== WHAT YOU HAVE TO DO ==
List the lines of this listing that hold the word "pour".

start TASK MATERIAL

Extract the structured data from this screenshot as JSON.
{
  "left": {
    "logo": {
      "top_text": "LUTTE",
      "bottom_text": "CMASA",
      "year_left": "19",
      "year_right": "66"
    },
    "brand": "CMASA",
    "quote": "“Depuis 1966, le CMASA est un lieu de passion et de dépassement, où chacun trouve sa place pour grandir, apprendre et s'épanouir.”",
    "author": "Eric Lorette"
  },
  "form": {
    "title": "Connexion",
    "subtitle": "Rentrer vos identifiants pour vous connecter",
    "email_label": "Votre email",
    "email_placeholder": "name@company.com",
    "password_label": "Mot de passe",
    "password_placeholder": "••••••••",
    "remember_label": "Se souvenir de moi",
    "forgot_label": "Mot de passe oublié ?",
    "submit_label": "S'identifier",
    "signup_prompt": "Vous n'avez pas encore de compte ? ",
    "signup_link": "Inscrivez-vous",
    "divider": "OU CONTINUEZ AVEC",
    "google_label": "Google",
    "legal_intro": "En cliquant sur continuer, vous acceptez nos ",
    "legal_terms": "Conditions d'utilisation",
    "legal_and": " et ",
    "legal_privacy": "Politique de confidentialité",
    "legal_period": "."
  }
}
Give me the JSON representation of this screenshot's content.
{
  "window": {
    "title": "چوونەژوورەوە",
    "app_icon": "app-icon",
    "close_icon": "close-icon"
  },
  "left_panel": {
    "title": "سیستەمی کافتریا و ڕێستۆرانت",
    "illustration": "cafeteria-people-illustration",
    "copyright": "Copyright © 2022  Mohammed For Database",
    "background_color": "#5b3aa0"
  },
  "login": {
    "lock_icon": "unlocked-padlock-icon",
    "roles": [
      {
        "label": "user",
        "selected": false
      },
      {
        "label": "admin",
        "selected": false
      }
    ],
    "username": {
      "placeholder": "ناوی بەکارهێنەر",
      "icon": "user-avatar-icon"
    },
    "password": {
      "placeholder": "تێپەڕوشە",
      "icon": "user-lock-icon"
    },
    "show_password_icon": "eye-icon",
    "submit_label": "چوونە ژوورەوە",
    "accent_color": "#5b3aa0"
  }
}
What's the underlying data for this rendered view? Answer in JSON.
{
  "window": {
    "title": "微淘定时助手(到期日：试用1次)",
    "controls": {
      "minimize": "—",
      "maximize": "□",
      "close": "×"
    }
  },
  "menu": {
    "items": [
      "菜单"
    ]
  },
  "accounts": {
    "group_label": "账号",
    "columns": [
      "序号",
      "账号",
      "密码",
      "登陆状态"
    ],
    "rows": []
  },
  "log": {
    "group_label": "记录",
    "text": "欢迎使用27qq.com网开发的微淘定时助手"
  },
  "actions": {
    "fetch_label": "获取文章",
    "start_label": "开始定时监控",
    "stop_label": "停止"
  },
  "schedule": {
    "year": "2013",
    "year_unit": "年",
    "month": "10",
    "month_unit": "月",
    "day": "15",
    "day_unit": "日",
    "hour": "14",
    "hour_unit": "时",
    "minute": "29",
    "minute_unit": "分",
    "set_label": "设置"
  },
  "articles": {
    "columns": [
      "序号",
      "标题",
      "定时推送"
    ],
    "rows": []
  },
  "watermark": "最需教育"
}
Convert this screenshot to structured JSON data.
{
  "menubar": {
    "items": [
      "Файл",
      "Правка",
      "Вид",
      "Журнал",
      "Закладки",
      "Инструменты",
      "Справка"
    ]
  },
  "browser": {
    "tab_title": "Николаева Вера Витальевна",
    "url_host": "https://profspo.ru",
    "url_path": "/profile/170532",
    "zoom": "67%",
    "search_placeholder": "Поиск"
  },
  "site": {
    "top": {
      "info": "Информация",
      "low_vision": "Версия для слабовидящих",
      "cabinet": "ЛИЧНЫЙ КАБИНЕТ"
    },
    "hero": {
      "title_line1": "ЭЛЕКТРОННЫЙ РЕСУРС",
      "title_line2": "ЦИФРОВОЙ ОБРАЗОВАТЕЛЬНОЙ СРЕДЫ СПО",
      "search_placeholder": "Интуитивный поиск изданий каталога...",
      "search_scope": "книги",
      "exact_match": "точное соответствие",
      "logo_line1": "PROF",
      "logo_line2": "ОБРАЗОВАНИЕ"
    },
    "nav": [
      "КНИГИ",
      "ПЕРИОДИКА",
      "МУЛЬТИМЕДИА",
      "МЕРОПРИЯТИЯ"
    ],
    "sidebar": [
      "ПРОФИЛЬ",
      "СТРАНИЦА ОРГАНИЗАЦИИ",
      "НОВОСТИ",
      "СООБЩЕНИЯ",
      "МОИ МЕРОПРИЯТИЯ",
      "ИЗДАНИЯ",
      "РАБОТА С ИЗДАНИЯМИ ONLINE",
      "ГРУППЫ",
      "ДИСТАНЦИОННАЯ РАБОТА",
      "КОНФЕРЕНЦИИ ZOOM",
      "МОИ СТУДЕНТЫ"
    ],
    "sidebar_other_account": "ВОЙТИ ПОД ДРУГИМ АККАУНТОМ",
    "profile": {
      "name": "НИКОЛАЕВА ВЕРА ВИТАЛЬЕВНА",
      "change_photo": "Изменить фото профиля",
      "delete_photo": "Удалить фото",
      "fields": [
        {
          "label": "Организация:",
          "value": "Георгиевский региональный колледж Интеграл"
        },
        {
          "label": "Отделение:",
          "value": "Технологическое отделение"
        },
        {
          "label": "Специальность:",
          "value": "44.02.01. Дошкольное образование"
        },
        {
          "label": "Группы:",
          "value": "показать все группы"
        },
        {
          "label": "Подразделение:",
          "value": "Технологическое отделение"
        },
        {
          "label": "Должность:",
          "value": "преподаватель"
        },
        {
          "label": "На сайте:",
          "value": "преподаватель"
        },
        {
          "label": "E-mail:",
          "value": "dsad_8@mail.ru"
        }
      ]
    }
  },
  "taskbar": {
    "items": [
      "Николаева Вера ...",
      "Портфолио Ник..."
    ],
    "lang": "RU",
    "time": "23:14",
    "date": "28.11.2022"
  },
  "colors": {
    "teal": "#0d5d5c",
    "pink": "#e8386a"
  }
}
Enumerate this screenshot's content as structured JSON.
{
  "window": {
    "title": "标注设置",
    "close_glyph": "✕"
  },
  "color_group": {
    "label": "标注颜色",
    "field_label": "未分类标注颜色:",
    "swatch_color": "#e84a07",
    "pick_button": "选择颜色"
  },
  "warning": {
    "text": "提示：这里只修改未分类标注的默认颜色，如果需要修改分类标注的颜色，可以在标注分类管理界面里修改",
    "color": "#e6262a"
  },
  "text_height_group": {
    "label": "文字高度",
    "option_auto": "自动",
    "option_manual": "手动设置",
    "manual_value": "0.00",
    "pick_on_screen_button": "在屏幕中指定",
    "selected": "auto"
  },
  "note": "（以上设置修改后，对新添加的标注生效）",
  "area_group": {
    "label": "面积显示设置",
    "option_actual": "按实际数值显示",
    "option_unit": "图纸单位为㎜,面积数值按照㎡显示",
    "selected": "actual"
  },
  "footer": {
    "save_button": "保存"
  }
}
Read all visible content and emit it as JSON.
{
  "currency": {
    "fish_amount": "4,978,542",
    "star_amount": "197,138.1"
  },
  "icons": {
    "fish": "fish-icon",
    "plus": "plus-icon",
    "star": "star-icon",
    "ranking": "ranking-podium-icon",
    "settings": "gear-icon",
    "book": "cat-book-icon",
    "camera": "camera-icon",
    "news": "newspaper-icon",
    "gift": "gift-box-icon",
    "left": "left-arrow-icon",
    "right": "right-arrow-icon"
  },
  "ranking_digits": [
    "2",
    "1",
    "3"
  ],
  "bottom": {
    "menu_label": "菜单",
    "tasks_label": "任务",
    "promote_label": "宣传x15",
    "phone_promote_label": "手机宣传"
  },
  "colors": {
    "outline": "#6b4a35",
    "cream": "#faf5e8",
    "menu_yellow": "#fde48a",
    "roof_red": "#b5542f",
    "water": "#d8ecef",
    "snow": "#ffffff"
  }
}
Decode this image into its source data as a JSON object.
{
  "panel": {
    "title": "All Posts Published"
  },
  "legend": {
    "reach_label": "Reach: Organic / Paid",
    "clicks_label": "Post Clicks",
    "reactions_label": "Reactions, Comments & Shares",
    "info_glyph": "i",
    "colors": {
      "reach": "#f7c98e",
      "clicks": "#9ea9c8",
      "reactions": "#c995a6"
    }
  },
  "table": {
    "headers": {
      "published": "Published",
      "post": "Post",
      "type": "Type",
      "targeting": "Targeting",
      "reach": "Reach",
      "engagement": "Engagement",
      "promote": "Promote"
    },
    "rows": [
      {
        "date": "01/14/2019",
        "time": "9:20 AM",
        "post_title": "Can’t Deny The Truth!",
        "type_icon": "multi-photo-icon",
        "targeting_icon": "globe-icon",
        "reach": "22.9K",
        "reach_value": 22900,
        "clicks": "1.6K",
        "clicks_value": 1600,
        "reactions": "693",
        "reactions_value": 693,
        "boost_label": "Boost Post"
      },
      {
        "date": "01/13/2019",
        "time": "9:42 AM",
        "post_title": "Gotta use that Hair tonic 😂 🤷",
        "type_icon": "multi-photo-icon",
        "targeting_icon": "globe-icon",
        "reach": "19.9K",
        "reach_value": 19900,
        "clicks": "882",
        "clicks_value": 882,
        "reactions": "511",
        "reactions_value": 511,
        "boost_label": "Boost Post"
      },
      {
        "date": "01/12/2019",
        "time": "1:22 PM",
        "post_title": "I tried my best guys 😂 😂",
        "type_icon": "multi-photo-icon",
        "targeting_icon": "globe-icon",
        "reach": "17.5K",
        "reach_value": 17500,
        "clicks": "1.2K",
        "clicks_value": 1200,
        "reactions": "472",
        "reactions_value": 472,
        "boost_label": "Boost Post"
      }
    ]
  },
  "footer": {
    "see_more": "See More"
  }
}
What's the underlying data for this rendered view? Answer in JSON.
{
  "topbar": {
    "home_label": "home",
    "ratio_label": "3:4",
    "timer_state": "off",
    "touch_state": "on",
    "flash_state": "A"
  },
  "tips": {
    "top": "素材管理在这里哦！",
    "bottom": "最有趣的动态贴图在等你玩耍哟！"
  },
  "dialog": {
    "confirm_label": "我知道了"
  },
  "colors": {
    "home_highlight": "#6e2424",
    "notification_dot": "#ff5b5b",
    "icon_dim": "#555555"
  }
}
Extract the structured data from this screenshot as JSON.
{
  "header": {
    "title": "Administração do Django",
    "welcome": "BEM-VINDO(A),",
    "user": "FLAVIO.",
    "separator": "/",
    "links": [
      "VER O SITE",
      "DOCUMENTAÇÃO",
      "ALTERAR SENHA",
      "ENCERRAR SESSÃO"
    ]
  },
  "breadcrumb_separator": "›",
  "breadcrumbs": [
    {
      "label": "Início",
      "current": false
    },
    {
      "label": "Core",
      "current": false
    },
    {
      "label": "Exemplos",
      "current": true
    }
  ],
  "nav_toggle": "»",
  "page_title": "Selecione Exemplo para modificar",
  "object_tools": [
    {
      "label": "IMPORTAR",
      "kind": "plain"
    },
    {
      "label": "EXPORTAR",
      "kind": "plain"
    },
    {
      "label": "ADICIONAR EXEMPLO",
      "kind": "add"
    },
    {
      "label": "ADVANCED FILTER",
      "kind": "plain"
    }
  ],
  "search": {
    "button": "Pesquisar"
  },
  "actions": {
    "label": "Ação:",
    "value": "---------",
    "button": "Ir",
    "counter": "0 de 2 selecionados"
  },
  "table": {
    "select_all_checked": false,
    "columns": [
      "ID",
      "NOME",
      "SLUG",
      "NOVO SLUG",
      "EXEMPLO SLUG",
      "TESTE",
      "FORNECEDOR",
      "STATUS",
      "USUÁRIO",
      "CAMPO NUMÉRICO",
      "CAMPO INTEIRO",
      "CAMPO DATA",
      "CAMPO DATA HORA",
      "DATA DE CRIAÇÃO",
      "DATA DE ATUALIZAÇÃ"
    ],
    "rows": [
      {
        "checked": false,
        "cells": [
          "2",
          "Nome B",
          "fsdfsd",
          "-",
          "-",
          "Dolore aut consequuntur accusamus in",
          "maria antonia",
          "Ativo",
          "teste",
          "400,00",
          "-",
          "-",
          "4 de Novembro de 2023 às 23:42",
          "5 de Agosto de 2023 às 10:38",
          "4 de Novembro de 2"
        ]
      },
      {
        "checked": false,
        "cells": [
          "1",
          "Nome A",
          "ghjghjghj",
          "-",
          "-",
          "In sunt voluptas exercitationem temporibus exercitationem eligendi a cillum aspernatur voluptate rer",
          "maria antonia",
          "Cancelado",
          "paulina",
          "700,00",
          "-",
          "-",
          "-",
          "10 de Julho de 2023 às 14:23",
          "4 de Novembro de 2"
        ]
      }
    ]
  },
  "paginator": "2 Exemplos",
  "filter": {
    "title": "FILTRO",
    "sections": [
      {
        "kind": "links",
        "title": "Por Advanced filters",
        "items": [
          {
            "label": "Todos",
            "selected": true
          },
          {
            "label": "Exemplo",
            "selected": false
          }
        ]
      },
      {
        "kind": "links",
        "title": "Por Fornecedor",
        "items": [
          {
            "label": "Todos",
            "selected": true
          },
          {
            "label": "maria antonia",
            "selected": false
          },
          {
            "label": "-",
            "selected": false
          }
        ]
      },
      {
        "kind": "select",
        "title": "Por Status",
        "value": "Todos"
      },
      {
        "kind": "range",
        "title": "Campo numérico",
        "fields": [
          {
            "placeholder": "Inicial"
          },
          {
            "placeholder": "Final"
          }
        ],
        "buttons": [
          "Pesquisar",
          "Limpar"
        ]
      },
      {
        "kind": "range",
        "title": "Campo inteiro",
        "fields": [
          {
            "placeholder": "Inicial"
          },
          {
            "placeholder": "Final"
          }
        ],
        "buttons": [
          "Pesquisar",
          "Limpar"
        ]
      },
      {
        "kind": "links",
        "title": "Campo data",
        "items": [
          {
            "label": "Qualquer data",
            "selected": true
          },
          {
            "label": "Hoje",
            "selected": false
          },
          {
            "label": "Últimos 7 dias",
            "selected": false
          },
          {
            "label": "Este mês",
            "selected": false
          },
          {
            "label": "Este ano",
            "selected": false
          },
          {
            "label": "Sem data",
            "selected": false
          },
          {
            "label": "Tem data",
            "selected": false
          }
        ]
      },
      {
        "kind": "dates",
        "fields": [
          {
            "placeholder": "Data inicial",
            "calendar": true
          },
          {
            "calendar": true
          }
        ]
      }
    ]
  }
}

end TASK MATERIAL

== RESPONSE ==
    "quote": "“Depuis 1966, le CMASA est un lieu de passion et de dépassement, où chacun trouve sa place pour grandir, apprendre et s'épanouir.”",
    "subtitle": "Rentrer vos identifiants pour vous connecter",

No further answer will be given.